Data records
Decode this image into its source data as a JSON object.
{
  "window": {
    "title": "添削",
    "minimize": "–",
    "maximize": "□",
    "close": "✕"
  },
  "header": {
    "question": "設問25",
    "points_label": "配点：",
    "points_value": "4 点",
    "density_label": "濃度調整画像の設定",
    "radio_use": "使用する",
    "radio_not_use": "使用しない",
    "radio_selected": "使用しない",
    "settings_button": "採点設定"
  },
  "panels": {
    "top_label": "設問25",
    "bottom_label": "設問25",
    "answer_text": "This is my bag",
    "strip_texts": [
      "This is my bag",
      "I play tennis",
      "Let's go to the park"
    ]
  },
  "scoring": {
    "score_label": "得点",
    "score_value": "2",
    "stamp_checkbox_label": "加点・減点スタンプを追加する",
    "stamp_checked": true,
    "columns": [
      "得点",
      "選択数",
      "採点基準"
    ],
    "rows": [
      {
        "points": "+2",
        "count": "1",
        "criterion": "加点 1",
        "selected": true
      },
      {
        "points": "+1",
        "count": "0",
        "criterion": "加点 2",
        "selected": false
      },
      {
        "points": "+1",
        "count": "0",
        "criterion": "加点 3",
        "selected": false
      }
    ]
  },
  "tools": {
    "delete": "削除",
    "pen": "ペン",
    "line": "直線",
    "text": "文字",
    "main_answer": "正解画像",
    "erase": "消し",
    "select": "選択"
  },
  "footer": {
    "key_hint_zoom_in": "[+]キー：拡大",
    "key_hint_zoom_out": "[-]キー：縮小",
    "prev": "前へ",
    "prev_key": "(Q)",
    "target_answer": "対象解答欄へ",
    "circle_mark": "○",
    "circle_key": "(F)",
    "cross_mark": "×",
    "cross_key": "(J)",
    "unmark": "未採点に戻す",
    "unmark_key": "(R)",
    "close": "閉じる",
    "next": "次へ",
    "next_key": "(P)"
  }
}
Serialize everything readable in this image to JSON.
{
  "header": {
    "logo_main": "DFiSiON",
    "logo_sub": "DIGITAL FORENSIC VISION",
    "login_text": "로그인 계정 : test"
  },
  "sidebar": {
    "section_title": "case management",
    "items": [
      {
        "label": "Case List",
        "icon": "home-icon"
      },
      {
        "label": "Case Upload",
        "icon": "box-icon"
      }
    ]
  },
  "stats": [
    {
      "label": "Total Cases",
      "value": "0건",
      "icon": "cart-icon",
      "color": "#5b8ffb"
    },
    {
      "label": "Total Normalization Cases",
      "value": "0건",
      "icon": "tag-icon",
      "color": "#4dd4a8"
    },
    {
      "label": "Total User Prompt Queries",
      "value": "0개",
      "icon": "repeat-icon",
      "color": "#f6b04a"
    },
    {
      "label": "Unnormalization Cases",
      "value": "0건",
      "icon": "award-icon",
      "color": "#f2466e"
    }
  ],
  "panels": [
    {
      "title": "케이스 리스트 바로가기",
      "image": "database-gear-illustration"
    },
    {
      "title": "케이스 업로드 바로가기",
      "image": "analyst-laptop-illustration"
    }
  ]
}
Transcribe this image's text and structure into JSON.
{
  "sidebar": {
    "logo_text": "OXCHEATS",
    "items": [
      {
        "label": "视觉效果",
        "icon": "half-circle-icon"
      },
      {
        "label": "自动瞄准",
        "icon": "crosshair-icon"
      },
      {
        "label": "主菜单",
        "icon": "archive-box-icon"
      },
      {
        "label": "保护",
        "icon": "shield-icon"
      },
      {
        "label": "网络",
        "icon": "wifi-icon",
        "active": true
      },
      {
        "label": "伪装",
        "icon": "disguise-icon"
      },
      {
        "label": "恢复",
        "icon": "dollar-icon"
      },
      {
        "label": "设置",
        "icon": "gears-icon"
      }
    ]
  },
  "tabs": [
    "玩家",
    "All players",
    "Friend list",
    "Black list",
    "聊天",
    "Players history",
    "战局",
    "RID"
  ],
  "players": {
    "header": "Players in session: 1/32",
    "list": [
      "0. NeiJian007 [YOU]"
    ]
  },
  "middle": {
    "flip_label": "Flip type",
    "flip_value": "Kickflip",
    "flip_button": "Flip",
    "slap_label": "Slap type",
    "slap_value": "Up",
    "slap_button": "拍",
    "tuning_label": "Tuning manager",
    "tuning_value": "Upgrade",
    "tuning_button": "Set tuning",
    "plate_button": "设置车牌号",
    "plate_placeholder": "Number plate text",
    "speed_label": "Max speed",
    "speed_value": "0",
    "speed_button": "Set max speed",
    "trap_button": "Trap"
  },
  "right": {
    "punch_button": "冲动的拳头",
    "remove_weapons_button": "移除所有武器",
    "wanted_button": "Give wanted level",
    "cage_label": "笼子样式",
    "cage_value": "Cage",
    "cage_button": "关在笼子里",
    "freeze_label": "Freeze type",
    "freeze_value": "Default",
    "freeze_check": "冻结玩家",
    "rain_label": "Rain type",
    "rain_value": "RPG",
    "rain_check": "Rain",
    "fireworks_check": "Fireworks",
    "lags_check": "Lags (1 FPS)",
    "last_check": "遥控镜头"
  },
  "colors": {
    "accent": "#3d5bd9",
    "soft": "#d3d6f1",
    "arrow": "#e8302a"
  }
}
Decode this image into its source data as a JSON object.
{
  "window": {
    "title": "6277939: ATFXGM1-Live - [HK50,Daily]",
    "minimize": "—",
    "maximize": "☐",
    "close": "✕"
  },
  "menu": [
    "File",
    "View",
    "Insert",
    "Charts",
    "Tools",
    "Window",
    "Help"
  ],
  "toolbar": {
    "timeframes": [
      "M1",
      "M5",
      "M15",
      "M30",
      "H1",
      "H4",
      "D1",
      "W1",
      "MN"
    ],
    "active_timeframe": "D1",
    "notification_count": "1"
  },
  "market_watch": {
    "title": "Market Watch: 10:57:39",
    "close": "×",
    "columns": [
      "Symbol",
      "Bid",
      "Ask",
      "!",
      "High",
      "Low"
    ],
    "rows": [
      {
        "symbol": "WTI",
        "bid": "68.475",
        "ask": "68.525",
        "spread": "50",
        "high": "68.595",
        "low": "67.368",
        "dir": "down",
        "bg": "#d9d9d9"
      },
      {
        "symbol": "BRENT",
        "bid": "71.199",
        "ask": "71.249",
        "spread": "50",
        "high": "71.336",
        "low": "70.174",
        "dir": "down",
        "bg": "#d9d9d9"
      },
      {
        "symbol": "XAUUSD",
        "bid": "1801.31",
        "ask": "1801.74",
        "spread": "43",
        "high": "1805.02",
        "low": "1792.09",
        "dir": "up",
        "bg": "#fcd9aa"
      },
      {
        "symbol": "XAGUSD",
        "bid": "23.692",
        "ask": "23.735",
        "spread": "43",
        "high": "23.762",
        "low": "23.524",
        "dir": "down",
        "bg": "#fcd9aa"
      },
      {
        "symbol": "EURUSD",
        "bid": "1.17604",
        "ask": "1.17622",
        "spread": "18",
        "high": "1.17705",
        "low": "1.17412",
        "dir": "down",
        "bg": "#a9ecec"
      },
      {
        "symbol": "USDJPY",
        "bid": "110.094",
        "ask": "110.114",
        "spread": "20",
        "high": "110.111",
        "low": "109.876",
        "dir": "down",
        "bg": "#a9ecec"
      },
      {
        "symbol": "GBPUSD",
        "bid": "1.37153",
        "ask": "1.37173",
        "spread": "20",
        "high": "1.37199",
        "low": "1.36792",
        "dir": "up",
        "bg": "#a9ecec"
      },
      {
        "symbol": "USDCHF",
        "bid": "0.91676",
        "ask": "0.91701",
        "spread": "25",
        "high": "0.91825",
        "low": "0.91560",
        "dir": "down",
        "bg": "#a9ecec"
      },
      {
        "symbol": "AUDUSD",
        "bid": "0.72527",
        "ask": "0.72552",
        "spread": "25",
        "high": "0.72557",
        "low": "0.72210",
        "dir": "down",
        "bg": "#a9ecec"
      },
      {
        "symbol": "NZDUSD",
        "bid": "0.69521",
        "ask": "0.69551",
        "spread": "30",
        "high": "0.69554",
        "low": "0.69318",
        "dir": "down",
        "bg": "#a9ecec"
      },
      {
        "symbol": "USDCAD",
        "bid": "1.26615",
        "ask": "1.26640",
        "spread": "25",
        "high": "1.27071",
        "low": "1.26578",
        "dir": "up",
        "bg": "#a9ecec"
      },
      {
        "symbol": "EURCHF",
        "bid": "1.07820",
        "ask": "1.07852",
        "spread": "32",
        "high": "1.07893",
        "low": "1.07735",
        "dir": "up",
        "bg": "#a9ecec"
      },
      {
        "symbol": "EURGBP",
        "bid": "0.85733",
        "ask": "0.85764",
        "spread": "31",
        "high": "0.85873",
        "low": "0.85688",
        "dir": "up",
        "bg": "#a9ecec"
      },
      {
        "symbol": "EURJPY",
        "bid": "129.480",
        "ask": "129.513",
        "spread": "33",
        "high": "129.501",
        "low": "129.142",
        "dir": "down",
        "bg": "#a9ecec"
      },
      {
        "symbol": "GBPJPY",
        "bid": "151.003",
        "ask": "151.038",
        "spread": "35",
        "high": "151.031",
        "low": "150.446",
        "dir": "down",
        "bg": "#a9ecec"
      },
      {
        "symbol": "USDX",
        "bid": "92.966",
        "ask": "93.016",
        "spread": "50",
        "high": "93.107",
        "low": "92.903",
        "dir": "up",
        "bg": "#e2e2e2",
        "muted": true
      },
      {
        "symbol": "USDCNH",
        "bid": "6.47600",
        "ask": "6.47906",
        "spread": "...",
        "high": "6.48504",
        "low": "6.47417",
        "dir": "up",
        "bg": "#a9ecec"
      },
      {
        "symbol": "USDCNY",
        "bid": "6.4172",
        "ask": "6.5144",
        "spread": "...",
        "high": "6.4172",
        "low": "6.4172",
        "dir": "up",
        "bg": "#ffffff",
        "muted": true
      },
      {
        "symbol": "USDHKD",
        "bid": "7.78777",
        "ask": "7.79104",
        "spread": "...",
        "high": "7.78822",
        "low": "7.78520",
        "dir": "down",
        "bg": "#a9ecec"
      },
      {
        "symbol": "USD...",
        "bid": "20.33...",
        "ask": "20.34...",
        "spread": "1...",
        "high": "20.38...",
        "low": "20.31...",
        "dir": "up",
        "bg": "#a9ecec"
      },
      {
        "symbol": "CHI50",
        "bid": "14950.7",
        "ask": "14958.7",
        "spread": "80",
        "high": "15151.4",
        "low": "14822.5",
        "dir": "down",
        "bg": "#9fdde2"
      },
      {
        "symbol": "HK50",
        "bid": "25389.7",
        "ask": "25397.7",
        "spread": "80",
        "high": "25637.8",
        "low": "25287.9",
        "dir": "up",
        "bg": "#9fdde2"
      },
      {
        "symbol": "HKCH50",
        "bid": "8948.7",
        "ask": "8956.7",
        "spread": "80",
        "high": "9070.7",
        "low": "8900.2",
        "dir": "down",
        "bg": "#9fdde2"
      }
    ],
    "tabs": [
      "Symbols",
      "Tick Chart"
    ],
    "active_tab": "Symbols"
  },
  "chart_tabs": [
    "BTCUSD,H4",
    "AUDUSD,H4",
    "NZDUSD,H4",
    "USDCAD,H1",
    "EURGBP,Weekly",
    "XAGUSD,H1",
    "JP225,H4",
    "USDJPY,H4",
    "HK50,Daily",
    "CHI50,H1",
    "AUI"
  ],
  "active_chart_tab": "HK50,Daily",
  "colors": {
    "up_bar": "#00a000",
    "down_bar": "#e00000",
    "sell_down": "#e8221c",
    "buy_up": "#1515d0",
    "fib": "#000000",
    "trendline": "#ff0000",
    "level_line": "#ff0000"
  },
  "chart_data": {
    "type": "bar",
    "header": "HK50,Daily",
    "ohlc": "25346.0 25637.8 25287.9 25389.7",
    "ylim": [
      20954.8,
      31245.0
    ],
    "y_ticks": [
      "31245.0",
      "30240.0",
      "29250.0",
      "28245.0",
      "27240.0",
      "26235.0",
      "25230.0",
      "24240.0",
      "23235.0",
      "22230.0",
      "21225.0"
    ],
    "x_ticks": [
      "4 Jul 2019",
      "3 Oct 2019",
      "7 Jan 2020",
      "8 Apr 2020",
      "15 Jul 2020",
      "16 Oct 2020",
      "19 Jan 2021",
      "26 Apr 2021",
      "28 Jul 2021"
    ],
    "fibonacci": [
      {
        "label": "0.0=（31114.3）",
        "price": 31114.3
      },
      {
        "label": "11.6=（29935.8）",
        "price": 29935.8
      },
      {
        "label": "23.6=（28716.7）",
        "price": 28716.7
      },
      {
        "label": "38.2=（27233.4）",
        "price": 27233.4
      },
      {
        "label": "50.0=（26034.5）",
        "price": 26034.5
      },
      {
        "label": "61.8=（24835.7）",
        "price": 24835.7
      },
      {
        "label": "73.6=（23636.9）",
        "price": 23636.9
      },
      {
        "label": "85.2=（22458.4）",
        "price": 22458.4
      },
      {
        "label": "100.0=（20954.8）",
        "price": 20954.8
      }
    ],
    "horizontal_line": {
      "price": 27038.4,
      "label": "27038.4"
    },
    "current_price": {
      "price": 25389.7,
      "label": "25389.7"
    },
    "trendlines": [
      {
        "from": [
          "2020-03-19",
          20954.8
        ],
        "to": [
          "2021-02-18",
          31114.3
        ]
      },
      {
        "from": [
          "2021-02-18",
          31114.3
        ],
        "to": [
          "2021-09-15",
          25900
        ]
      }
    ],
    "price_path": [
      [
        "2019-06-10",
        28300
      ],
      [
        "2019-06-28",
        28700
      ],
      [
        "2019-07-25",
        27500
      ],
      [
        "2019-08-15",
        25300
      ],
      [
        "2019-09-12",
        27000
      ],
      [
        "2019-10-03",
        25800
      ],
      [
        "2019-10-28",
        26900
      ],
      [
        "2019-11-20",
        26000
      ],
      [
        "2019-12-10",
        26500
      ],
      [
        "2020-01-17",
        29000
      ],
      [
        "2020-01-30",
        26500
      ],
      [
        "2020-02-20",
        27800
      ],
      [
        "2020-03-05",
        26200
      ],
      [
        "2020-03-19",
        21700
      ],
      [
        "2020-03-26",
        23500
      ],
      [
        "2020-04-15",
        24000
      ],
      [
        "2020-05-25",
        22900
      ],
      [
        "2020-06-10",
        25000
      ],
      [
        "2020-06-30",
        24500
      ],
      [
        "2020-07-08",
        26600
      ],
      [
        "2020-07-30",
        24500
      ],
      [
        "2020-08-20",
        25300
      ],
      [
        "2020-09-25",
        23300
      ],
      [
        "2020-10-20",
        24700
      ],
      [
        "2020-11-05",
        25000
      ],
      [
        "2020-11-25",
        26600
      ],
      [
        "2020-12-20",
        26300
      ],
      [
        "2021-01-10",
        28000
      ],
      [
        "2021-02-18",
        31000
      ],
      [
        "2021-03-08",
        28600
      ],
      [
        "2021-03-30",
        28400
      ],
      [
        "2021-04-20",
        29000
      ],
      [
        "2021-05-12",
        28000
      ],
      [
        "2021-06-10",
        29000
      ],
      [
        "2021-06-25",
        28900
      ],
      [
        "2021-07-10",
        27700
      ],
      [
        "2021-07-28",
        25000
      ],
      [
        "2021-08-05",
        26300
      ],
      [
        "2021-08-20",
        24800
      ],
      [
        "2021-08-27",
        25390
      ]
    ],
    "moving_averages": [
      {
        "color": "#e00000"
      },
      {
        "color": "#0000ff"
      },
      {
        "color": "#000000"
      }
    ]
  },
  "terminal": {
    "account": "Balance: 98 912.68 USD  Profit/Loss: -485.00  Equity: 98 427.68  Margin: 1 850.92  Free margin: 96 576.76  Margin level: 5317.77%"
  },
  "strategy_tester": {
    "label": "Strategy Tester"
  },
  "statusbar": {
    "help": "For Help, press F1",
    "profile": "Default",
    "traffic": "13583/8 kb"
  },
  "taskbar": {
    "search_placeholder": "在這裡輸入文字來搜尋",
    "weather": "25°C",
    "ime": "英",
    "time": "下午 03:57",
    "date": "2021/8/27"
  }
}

Goal of the exercise: Pick out each line containing the string "바로가기" and copy it.

Reply to the task:
      "title": "케이스 리스트 바로가기",
      "title": "케이스 업로드 바로가기",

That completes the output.